— Directions for this task —
Transcribe every line, keeping it exact.

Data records

>> START

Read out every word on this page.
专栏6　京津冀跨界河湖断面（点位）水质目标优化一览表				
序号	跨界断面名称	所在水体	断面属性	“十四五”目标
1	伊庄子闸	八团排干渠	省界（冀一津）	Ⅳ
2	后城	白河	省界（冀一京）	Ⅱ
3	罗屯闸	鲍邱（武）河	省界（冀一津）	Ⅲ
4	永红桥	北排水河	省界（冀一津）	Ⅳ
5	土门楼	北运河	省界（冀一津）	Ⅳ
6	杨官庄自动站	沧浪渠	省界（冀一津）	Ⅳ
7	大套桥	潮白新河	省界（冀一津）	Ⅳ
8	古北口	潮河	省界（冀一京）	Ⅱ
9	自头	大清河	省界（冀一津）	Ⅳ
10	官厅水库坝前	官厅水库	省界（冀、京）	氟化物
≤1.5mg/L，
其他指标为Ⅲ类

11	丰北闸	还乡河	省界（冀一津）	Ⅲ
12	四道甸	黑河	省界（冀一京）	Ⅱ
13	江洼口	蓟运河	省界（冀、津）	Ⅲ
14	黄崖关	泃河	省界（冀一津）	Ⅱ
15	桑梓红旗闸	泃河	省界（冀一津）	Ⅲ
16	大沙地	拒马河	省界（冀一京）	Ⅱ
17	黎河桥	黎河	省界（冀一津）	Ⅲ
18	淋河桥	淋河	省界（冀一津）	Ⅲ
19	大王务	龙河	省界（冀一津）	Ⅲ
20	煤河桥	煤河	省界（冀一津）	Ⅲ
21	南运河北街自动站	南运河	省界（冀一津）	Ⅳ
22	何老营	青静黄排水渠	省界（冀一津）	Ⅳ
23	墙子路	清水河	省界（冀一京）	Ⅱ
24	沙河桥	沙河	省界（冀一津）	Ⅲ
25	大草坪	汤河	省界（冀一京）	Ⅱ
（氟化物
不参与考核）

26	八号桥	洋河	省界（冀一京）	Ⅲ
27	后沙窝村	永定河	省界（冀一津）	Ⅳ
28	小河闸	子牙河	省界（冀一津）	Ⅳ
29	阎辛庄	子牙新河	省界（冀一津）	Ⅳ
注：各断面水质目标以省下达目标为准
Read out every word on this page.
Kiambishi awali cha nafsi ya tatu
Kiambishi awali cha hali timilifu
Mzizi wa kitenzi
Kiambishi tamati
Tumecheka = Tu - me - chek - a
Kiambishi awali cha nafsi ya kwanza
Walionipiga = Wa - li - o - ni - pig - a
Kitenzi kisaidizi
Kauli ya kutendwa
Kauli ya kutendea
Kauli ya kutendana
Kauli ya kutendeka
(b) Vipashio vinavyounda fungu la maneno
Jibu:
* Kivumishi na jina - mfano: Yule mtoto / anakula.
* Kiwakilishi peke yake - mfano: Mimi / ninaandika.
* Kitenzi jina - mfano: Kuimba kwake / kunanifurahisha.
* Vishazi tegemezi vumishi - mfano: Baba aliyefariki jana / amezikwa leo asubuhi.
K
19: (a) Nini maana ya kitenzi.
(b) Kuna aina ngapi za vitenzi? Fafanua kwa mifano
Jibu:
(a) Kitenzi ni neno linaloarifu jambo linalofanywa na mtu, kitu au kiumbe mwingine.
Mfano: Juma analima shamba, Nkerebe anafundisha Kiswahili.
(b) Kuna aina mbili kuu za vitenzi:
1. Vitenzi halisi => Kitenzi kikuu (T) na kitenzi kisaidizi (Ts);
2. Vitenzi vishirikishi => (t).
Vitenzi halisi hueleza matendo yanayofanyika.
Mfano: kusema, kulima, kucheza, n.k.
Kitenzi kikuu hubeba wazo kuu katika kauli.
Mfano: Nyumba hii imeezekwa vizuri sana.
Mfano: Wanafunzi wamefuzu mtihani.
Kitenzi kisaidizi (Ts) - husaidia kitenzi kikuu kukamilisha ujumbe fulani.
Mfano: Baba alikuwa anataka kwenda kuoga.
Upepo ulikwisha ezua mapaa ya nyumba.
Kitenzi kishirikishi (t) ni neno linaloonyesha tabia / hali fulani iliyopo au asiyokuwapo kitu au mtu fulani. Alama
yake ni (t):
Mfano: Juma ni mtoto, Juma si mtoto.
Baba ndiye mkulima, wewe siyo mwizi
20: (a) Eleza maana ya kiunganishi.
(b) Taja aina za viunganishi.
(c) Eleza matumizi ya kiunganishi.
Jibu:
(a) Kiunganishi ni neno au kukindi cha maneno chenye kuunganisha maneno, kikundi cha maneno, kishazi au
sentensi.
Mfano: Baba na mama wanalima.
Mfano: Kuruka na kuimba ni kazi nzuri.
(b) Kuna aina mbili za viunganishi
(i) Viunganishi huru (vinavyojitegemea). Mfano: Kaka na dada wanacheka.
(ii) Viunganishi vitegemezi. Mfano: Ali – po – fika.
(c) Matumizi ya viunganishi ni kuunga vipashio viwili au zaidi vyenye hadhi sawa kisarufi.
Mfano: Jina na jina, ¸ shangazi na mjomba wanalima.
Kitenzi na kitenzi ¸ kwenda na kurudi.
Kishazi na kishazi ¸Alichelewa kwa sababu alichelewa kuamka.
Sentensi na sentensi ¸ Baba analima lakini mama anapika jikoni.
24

>> END

— Final result —
Read out every word on this page.
专栏6　京津冀跨界河湖断面（点位）水质目标优化一览表				
序号	跨界断面名称	所在水体	断面属性	“十四五”目标
1	伊庄子闸	八团排干渠	省界（冀一津）	Ⅳ
2	后城	白河	省界（冀一京）	Ⅱ
3	罗屯闸	鲍邱（武）河	省界（冀一津）	Ⅲ
4	永红桥	北排水河	省界（冀一津）	Ⅳ
5	土门楼	北运河	省界（冀一津）	Ⅳ
6	杨官庄自动站	沧浪渠	省界（冀一津）	Ⅳ
7	大套桥	潮白新河	省界（冀一津）	Ⅳ
8	古北口	潮河	省界（冀一京）	Ⅱ
9	自头	大清河	省界（冀一津）	Ⅳ
10	官厅水库坝前	官厅水库	省界（冀、京）	氟化物
≤1.5mg/L，
其他指标为Ⅲ类

11	丰北闸	还乡河	省界（冀一津）	Ⅲ
12	四道甸	黑河	省界（冀一京）	Ⅱ
13	江洼口	蓟运河	省界（冀、津）	Ⅲ
14	黄崖关	泃河	省界（冀一津）	Ⅱ
15	桑梓红旗闸	泃河	省界（冀一津）	Ⅲ
16	大沙地	拒马河	省界（冀一京）	Ⅱ
17	黎河桥	黎河	省界（冀一津）	Ⅲ
18	淋河桥	淋河	省界（冀一津）	Ⅲ
19	大王务	龙河	省界（冀一津）	Ⅲ
20	煤河桥	煤河	省界（冀一津）	Ⅲ
21	南运河北街自动站	南运河	省界（冀一津）	Ⅳ
22	何老营	青静黄排水渠	省界（冀一津）	Ⅳ
23	墙子路	清水河	省界（冀一京）	Ⅱ
24	沙河桥	沙河	省界（冀一津）	Ⅲ
25	大草坪	汤河	省界（冀一京）	Ⅱ
（氟化物
不参与考核）

26	八号桥	洋河	省界（冀一京）	Ⅲ
27	后沙窝村	永定河	省界（冀一津）	Ⅳ
28	小河闸	子牙河	省界（冀一津）	Ⅳ
29	阎辛庄	子牙新河	省界（冀一津）	Ⅳ
注：各断面水质目标以省下达目标为准
Read out every word on this page.
Kiambishi awali cha nafsi ya tatu
Kiambishi awali cha hali timilifu
Mzizi wa kitenzi
Kiambishi tamati
Tumecheka = Tu - me - chek - a
Kiambishi awali cha nafsi ya kwanza
Walionipiga = Wa - li - o - ni - pig - a
Kitenzi kisaidizi
Kauli ya kutendwa
Kauli ya kutendea
Kauli ya kutendana
Kauli ya kutendeka
(b) Vipashio vinavyounda fungu la maneno
Jibu:
* Kivumishi na jina - mfano: Yule mtoto / anakula.
* Kiwakilishi peke yake - mfano: Mimi / ninaandika.
* Kitenzi jina - mfano: Kuimba kwake / kunanifurahisha.
* Vishazi tegemezi vumishi - mfano: Baba aliyefariki jana / amezikwa leo asubuhi.
K
19: (a) Nini maana ya kitenzi.
(b) Kuna aina ngapi za vitenzi? Fafanua kwa mifano
Jibu:
(a) Kitenzi ni neno linaloarifu jambo linalofanywa na mtu, kitu au kiumbe mwingine.
Mfano: Juma analima shamba, Nkerebe anafundisha Kiswahili.
(b) Kuna aina mbili kuu za vitenzi:
1. Vitenzi halisi => Kitenzi kikuu (T) na kitenzi kisaidizi (Ts);
2. Vitenzi vishirikishi => (t).
Vitenzi halisi hueleza matendo yanayofanyika.
Mfano: kusema, kulima, kucheza, n.k.
Kitenzi kikuu hubeba wazo kuu katika kauli.
Mfano: Nyumba hii imeezekwa vizuri sana.
Mfano: Wanafunzi wamefuzu mtihani.
Kitenzi kisaidizi (Ts) - husaidia kitenzi kikuu kukamilisha ujumbe fulani.
Mfano: Baba alikuwa anataka kwenda kuoga.
Upepo ulikwisha ezua mapaa ya nyumba.
Kitenzi kishirikishi (t) ni neno linaloonyesha tabia / hali fulani iliyopo au asiyokuwapo kitu au mtu fulani. Alama
yake ni (t):
Mfano: Juma ni mtoto, Juma si mtoto.
Baba ndiye mkulima, wewe siyo mwizi
20: (a) Eleza maana ya kiunganishi.
(b) Taja aina za viunganishi.
(c) Eleza matumizi ya kiunganishi.
Jibu:
(a) Kiunganishi ni neno au kukindi cha maneno chenye kuunganisha maneno, kikundi cha maneno, kishazi au
sentensi.
Mfano: Baba na mama wanalima.
Mfano: Kuruka na kuimba ni kazi nzuri.
(b) Kuna aina mbili za viunganishi
(i) Viunganishi huru (vinavyojitegemea). Mfano: Kaka na dada wanacheka.
(ii) Viunganishi vitegemezi. Mfano: Ali – po – fika.
(c) Matumizi ya viunganishi ni kuunga vipashio viwili au zaidi vyenye hadhi sawa kisarufi.
Mfano: Jina na jina, ¸ shangazi na mjomba wanalima.
Kitenzi na kitenzi ¸ kwenda na kurudi.
Kishazi na kishazi ¸Alichelewa kwa sababu alichelewa kuamka.
Sentensi na sentensi ¸ Baba analima lakini mama anapika jikoni.
24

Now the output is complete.